:: What to produce ::
Check each line of the data for "síti" and select those that have it.

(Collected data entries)

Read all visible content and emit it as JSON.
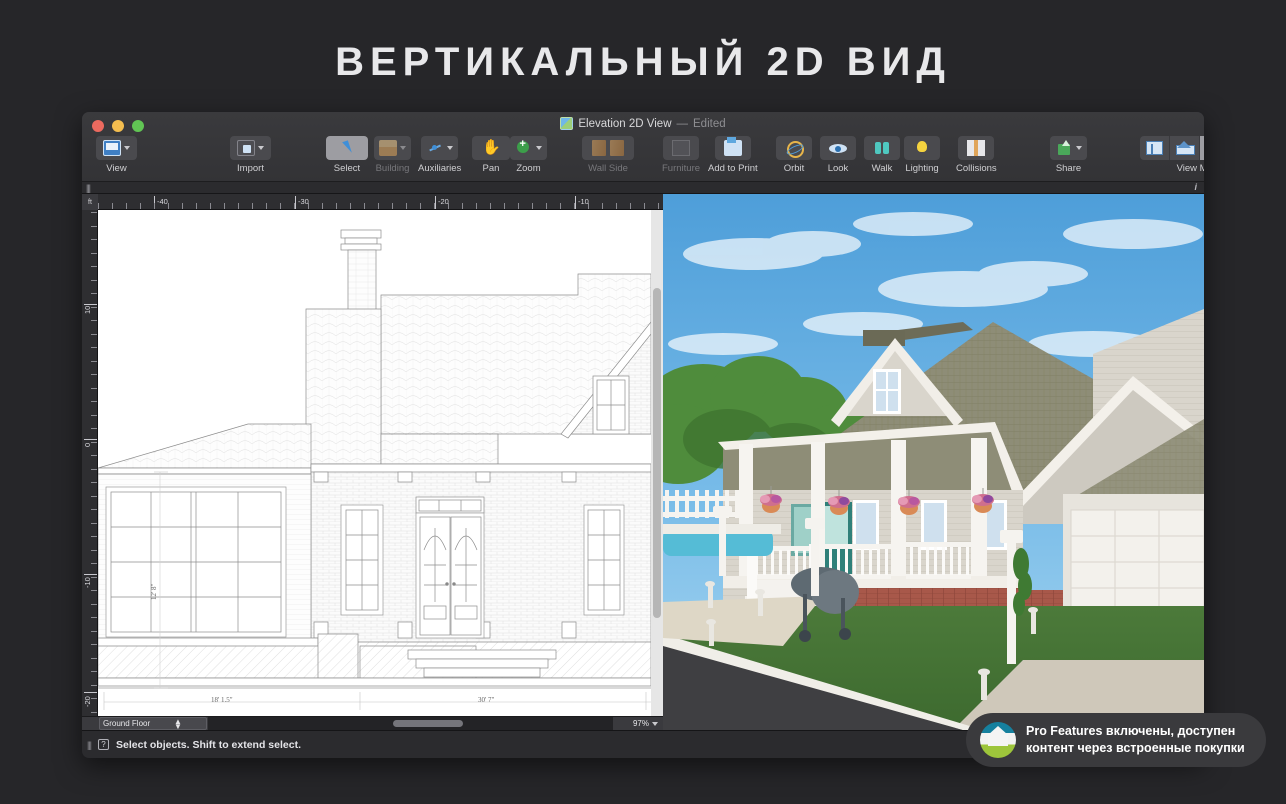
{
  "headline": "ВЕРТИКАЛЬНЫЙ 2D ВИД",
  "window": {
    "title": "Elevation 2D View",
    "title_separator": "—",
    "title_state": "Edited",
    "traffic_lights": [
      "close-red",
      "minimize-yellow",
      "zoom-green"
    ]
  },
  "toolbar": {
    "groups": [
      {
        "label": "View",
        "icon": "view-icon",
        "dropdown": true,
        "state": "normal"
      },
      {
        "label": "Import",
        "icon": "import-icon",
        "dropdown": true,
        "state": "normal"
      },
      {
        "label": "Select",
        "icon": "cursor-icon",
        "dropdown": false,
        "state": "active"
      },
      {
        "label": "Building",
        "icon": "building-icon",
        "dropdown": true,
        "state": "disabled"
      },
      {
        "label": "Auxiliaries",
        "icon": "auxiliaries-icon",
        "dropdown": true,
        "state": "normal"
      },
      {
        "label": "Pan",
        "icon": "hand-icon",
        "dropdown": false,
        "state": "normal"
      },
      {
        "label": "Zoom",
        "icon": "zoom-in-icon",
        "dropdown": true,
        "state": "normal"
      },
      {
        "label": "Wall Side",
        "icon": "wall-side-icon",
        "dropdown": false,
        "state": "disabled"
      },
      {
        "label": "Furniture",
        "icon": "furniture-icon",
        "dropdown": false,
        "state": "disabled"
      },
      {
        "label": "Add to Print",
        "icon": "print-icon",
        "dropdown": false,
        "state": "normal"
      },
      {
        "label": "Orbit",
        "icon": "orbit-icon",
        "dropdown": false,
        "state": "normal"
      },
      {
        "label": "Look",
        "icon": "eye-icon",
        "dropdown": false,
        "state": "normal"
      },
      {
        "label": "Walk",
        "icon": "walk-icon",
        "dropdown": false,
        "state": "normal"
      },
      {
        "label": "Lighting",
        "icon": "lightbulb-icon",
        "dropdown": false,
        "state": "normal"
      },
      {
        "label": "Collisions",
        "icon": "collisions-icon",
        "dropdown": false,
        "state": "normal"
      },
      {
        "label": "Share",
        "icon": "share-icon",
        "dropdown": true,
        "state": "normal"
      }
    ],
    "view_mode": {
      "label": "View Mode",
      "buttons": [
        {
          "icon": "floor-plan-icon",
          "active": false
        },
        {
          "icon": "elevation-icon",
          "active": false
        },
        {
          "icon": "isometric-icon",
          "active": true
        },
        {
          "icon": "solid-3d-icon",
          "active": false
        }
      ]
    }
  },
  "canvas": {
    "info_icon": "info-icon",
    "grip_icon": "drag-grip-icon",
    "ruler": {
      "unit": "ft",
      "horizontal_labels": [
        "-40",
        "-30",
        "-20",
        "-10"
      ],
      "vertical_labels": [
        "10",
        "0",
        "-10",
        "-20"
      ]
    },
    "dimensions": {
      "height": "12' 8\"",
      "width_left": "18' 1.5\"",
      "width_right": "30' 7\""
    }
  },
  "bottom_bar": {
    "floor_selector": "Ground Floor",
    "zoom_level": "97%",
    "zoom_chevron_icon": "chevron-down-icon",
    "stepper_icon": "stepper-updown-icon"
  },
  "status_bar": {
    "help_icon": "question-mark-icon",
    "grip_icon": "drag-grip-icon",
    "message": "Select objects. Shift to extend select."
  },
  "pro_badge": {
    "icon": "app-house-icon",
    "line1": "Pro Features включены, доступен",
    "line2": "контент через встроенные покупки"
  },
  "colors": {
    "page_background": "#262629",
    "window_chrome": "#3a3a3d",
    "accent_blue": "#3f8fd8",
    "sky": "#6fb3e4",
    "grass": "#3f6b33",
    "brick": "#a8594a"
  }
}
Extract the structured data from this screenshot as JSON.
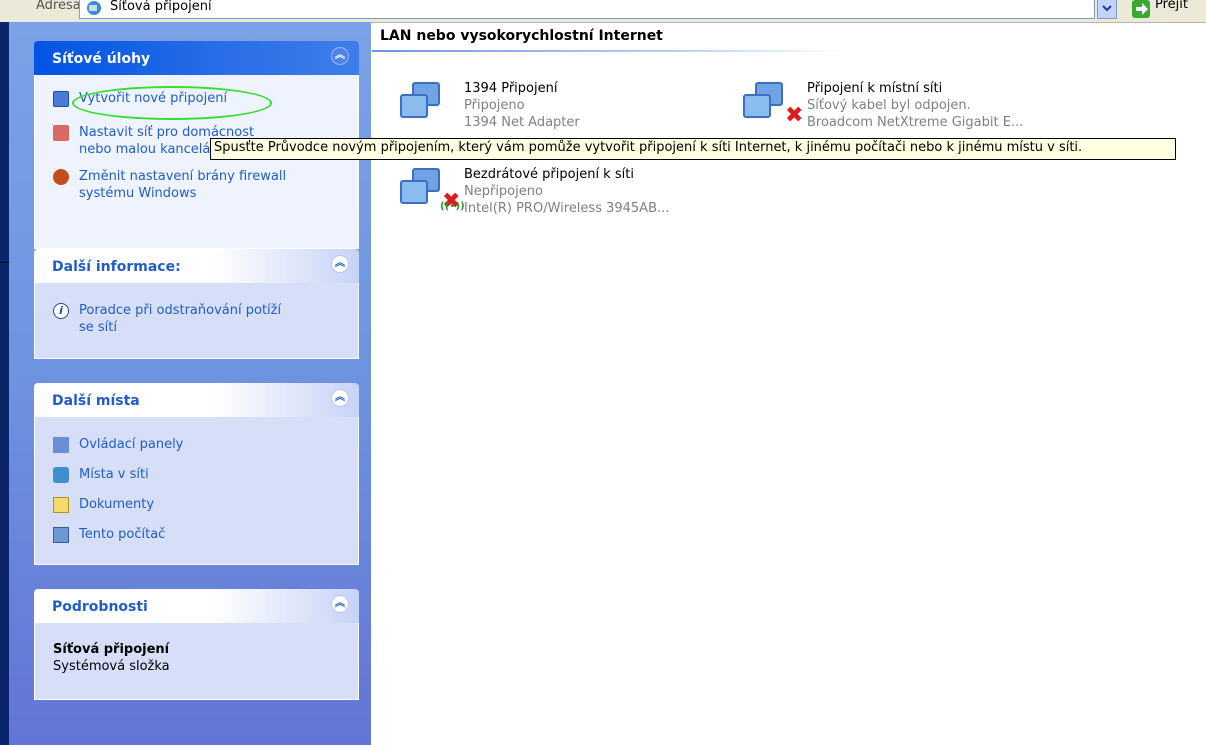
{
  "addressbar": {
    "label": "Adresa",
    "value": "Síťová připojení",
    "go_label": "Přejít"
  },
  "panels": {
    "tasks": {
      "title": "Síťové úlohy",
      "items": [
        {
          "label": "Vytvořit nové připojení",
          "icon": "new-connection-icon"
        },
        {
          "label_line1": "Nastavit síť pro domácnost",
          "label_line2": "nebo malou kancelář",
          "icon": "home-network-icon"
        },
        {
          "label_line1": "Změnit nastavení brány firewall",
          "label_line2": "systému Windows",
          "icon": "firewall-icon"
        }
      ]
    },
    "info": {
      "title": "Další informace:",
      "items": [
        {
          "label_line1": "Poradce při odstraňování potíží",
          "label_line2": "se sítí",
          "icon": "info-icon"
        }
      ]
    },
    "places": {
      "title": "Další místa",
      "items": [
        {
          "label": "Ovládací panely",
          "icon": "control-panel-icon"
        },
        {
          "label": "Místa v síti",
          "icon": "network-places-icon"
        },
        {
          "label": "Dokumenty",
          "icon": "documents-icon"
        },
        {
          "label": "Tento počítač",
          "icon": "my-computer-icon"
        }
      ]
    },
    "details": {
      "title": "Podrobnosti",
      "name": "Síťová připojení",
      "type": "Systémová složka"
    }
  },
  "content": {
    "group_title": "LAN nebo vysokorychlostní Internet",
    "connections": [
      {
        "name": "1394 Připojení",
        "status": "Připojeno",
        "adapter": "1394 Net Adapter"
      },
      {
        "name": "Připojení k místní síti",
        "status": "Síťový kabel byl odpojen.",
        "adapter": "Broadcom NetXtreme Gigabit E..."
      },
      {
        "name": "Bezdrátové připojení k síti",
        "status": "Nepřipojeno",
        "adapter": "Intel(R) PRO/Wireless 3945AB..."
      }
    ]
  },
  "tooltip": "Spusťte Průvodce novým připojením, který vám pomůže vytvořit připojení k síti Internet, k jinému počítači nebo k jinému místu v síti.",
  "colors": {
    "link": "#215dc6",
    "tooltip_bg": "#ffffe1",
    "highlight": "#2fe02f",
    "error": "#e01b1b"
  }
}
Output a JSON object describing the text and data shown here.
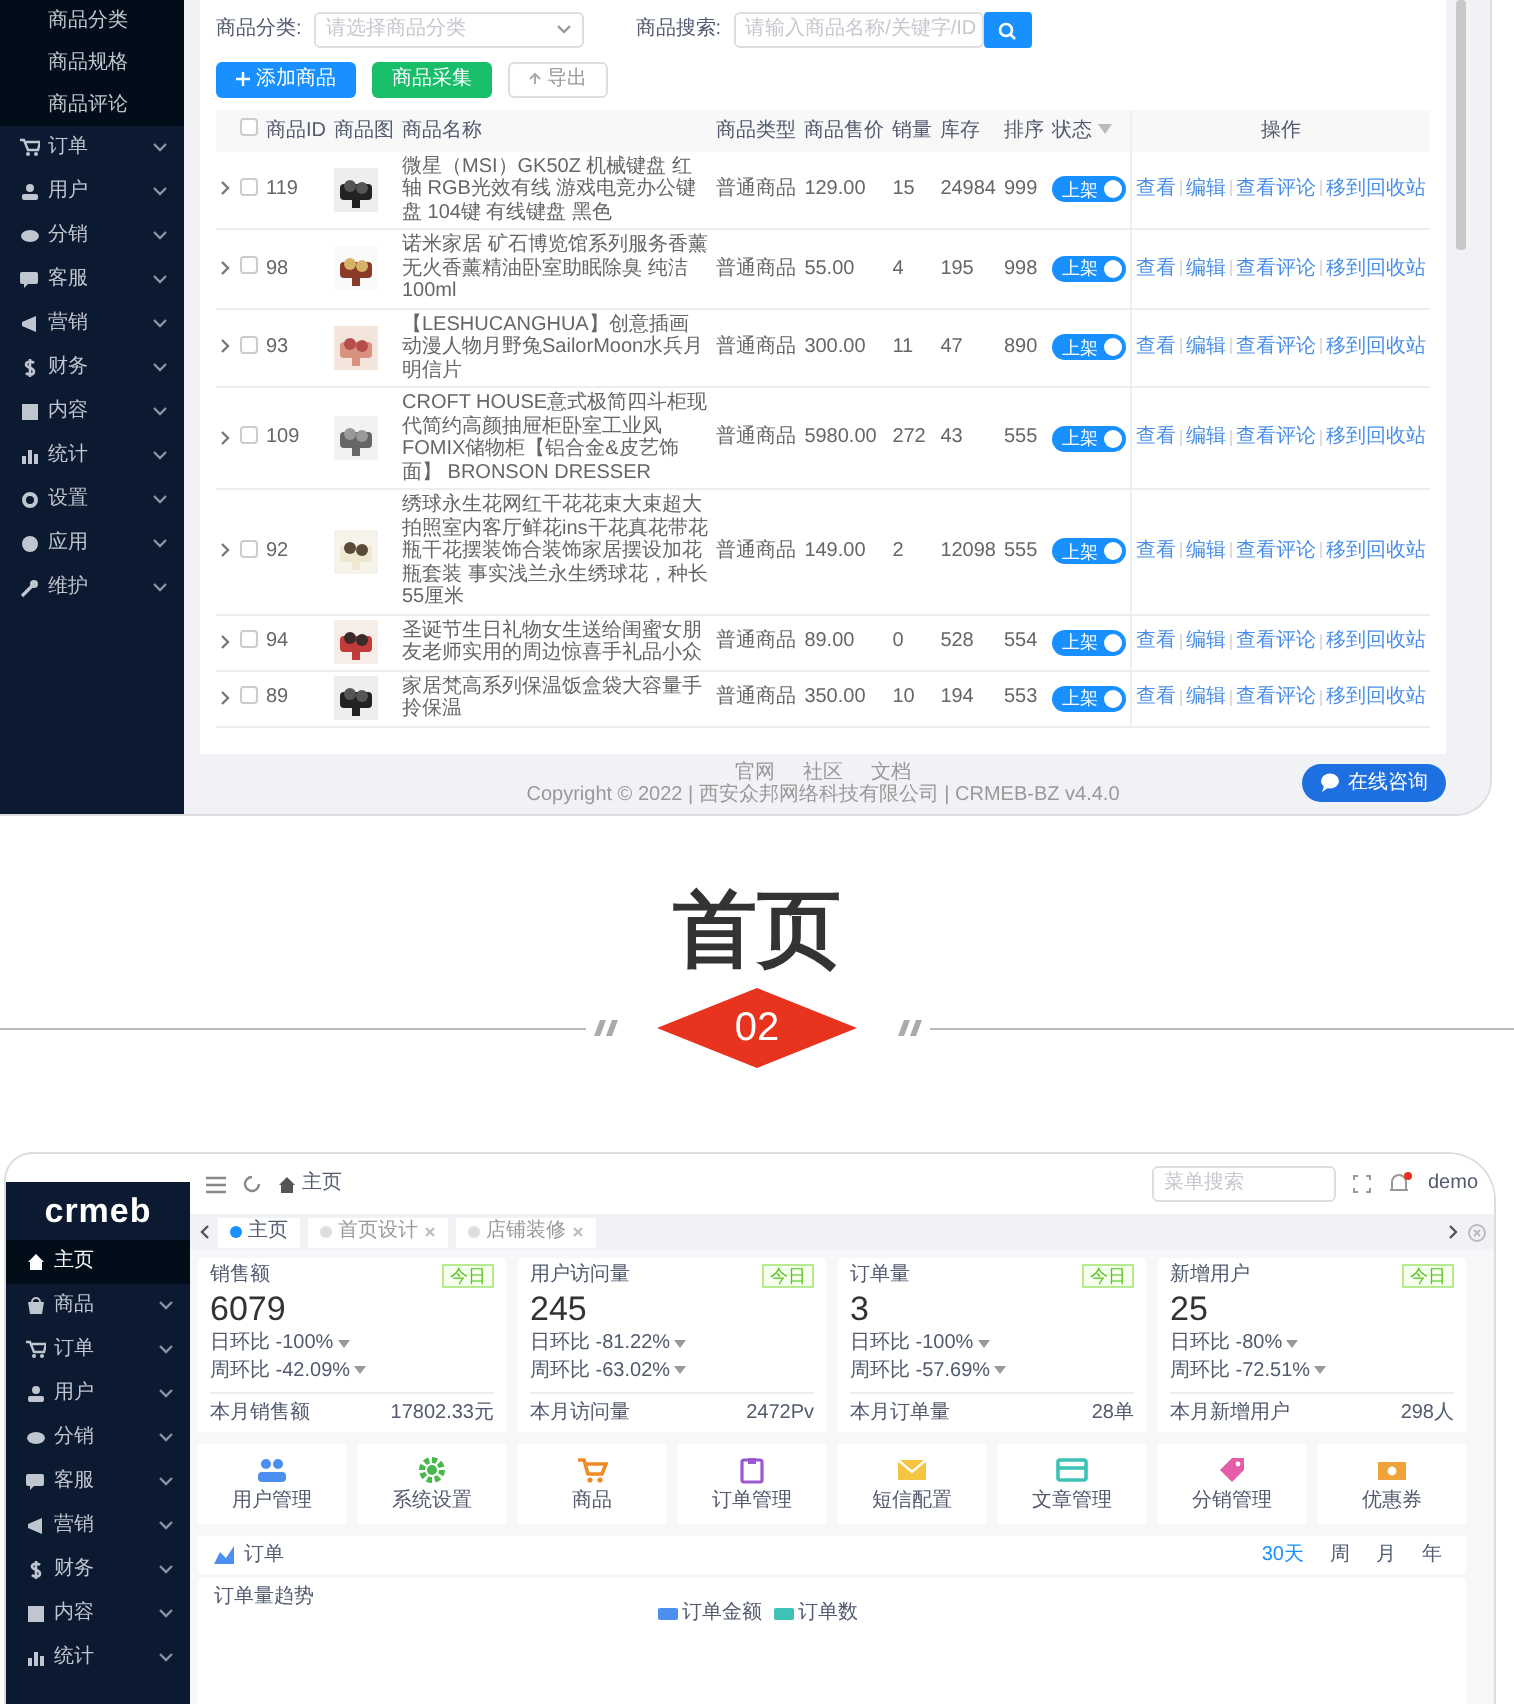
{
  "product_screen": {
    "sidebar": {
      "submenu": [
        {
          "label": "商品分类"
        },
        {
          "label": "商品规格"
        },
        {
          "label": "商品评论"
        }
      ],
      "menu": [
        {
          "label": "订单"
        },
        {
          "label": "用户"
        },
        {
          "label": "分销"
        },
        {
          "label": "客服"
        },
        {
          "label": "营销"
        },
        {
          "label": "财务"
        },
        {
          "label": "内容"
        },
        {
          "label": "统计"
        },
        {
          "label": "设置"
        },
        {
          "label": "应用"
        },
        {
          "label": "维护"
        }
      ]
    },
    "filters": {
      "category_label": "商品分类:",
      "category_placeholder": "请选择商品分类",
      "search_label": "商品搜索:",
      "search_placeholder": "请输入商品名称/关键字/ID"
    },
    "buttons": [
      {
        "label": "添加商品",
        "kind": "primary"
      },
      {
        "label": "商品采集",
        "kind": "success"
      },
      {
        "label": "导出",
        "kind": "plain"
      }
    ],
    "table": {
      "all_checked": false,
      "columns": [
        "商品ID",
        "商品图",
        "商品名称",
        "商品类型",
        "商品售价",
        "销量",
        "库存",
        "排序",
        "状态",
        "操作"
      ],
      "rows": [
        {
          "id": "119",
          "checked": false,
          "name": "微星（MSI）GK50Z 机械键盘 红轴 RGB光效有线 游戏电竞办公键盘 104键 有线键盘 黑色",
          "type": "普通商品",
          "price": "129.00",
          "sales": "15",
          "stock": "24984",
          "sort": "999",
          "status": {
            "label": "上架",
            "on": true
          },
          "actions": [
            "查看",
            "编辑",
            "查看评论",
            "移到回收站"
          ]
        },
        {
          "id": "98",
          "checked": false,
          "name": "诺米家居 矿石博览馆系列服务香薰无火香薰精油卧室助眠除臭 纯洁100ml",
          "type": "普通商品",
          "price": "55.00",
          "sales": "4",
          "stock": "195",
          "sort": "998",
          "status": {
            "label": "上架",
            "on": true
          },
          "actions": [
            "查看",
            "编辑",
            "查看评论",
            "移到回收站"
          ]
        },
        {
          "id": "93",
          "checked": false,
          "name": "【LESHUCANGHUA】创意插画动漫人物月野兔SailorMoon水兵月明信片",
          "type": "普通商品",
          "price": "300.00",
          "sales": "11",
          "stock": "47",
          "sort": "890",
          "status": {
            "label": "上架",
            "on": true
          },
          "actions": [
            "查看",
            "编辑",
            "查看评论",
            "移到回收站"
          ]
        },
        {
          "id": "109",
          "checked": false,
          "name": "CROFT HOUSE意式极简四斗柜现代简约高颜抽屉柜卧室工业风FOMIX储物柜【铝合金&皮艺饰面】 BRONSON DRESSER",
          "type": "普通商品",
          "price": "5980.00",
          "sales": "272",
          "stock": "43",
          "sort": "555",
          "status": {
            "label": "上架",
            "on": true
          },
          "actions": [
            "查看",
            "编辑",
            "查看评论",
            "移到回收站"
          ]
        },
        {
          "id": "92",
          "checked": false,
          "name": "绣球永生花网红干花花束大束超大拍照室内客厅鲜花ins干花真花带花瓶干花摆装饰合装饰家居摆设加花瓶套装 事实浅兰永生绣球花，种长55厘米",
          "type": "普通商品",
          "price": "149.00",
          "sales": "2",
          "stock": "12098",
          "sort": "555",
          "status": {
            "label": "上架",
            "on": true
          },
          "actions": [
            "查看",
            "编辑",
            "查看评论",
            "移到回收站"
          ]
        },
        {
          "id": "94",
          "checked": false,
          "name": "圣诞节生日礼物女生送给闺蜜女朋友老师实用的周边惊喜手礼品小众",
          "type": "普通商品",
          "price": "89.00",
          "sales": "0",
          "stock": "528",
          "sort": "554",
          "status": {
            "label": "上架",
            "on": true
          },
          "actions": [
            "查看",
            "编辑",
            "查看评论",
            "移到回收站"
          ]
        },
        {
          "id": "89",
          "checked": false,
          "name": "家居梵高系列保温饭盒袋大容量手拎保温",
          "type": "普通商品",
          "price": "350.00",
          "sales": "10",
          "stock": "194",
          "sort": "553",
          "status": {
            "label": "上架",
            "on": true
          },
          "actions": [
            "查看",
            "编辑",
            "查看评论",
            "移到回收站"
          ]
        }
      ]
    },
    "footer": {
      "links": [
        "官网",
        "社区",
        "文档"
      ],
      "copyright": "Copyright © 2022 | 西安众邦网络科技有限公司 | CRMEB-BZ v4.4.0"
    },
    "chat_button": "在线咨询"
  },
  "section": {
    "title": "首页",
    "number": "02"
  },
  "dashboard": {
    "logo": "crmeb",
    "sidebar": [
      {
        "label": "主页",
        "selected": true
      },
      {
        "label": "商品",
        "selected": false
      },
      {
        "label": "订单",
        "selected": false
      },
      {
        "label": "用户",
        "selected": false
      },
      {
        "label": "分销",
        "selected": false
      },
      {
        "label": "客服",
        "selected": false
      },
      {
        "label": "营销",
        "selected": false
      },
      {
        "label": "财务",
        "selected": false
      },
      {
        "label": "内容",
        "selected": false
      },
      {
        "label": "统计",
        "selected": false
      }
    ],
    "breadcrumb": "主页",
    "search_placeholder": "菜单搜索",
    "user": "demo",
    "tabs": [
      {
        "label": "主页",
        "selected": true
      },
      {
        "label": "首页设计",
        "selected": false
      },
      {
        "label": "店铺装修",
        "selected": false
      }
    ],
    "stats": [
      {
        "title": "销售额",
        "badge": "今日",
        "value": "6079",
        "day": "日环比 -100%",
        "week": "周环比 -42.09%",
        "month_label": "本月销售额",
        "month_value": "17802.33元"
      },
      {
        "title": "用户访问量",
        "badge": "今日",
        "value": "245",
        "day": "日环比 -81.22%",
        "week": "周环比 -63.02%",
        "month_label": "本月访问量",
        "month_value": "2472Pv"
      },
      {
        "title": "订单量",
        "badge": "今日",
        "value": "3",
        "day": "日环比 -100%",
        "week": "周环比 -57.69%",
        "month_label": "本月订单量",
        "month_value": "28单"
      },
      {
        "title": "新增用户",
        "badge": "今日",
        "value": "25",
        "day": "日环比 -80%",
        "week": "周环比 -72.51%",
        "month_label": "本月新增用户",
        "month_value": "298人"
      }
    ],
    "shortcuts": [
      "用户管理",
      "系统设置",
      "商品",
      "订单管理",
      "短信配置",
      "文章管理",
      "分销管理",
      "优惠券"
    ],
    "orders": {
      "title": "订单",
      "ranges": [
        {
          "label": "30天",
          "selected": true
        },
        {
          "label": "周",
          "selected": false
        },
        {
          "label": "月",
          "selected": false
        },
        {
          "label": "年",
          "selected": false
        }
      ],
      "trend_title": "订单量趋势",
      "legend": [
        "订单金额",
        "订单数"
      ]
    }
  }
}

:: Exercise result ::
          "label": "Místa v síti",
        "name": "Připojení k místní síti",
        "name": "Bezdrátové připojení k síti",
  "tooltip": "Spusťte Průvodce novým připojením, který vám pomůže vytvořit připojení k síti Internet, k jinému počítači nebo k jinému místu v síti.",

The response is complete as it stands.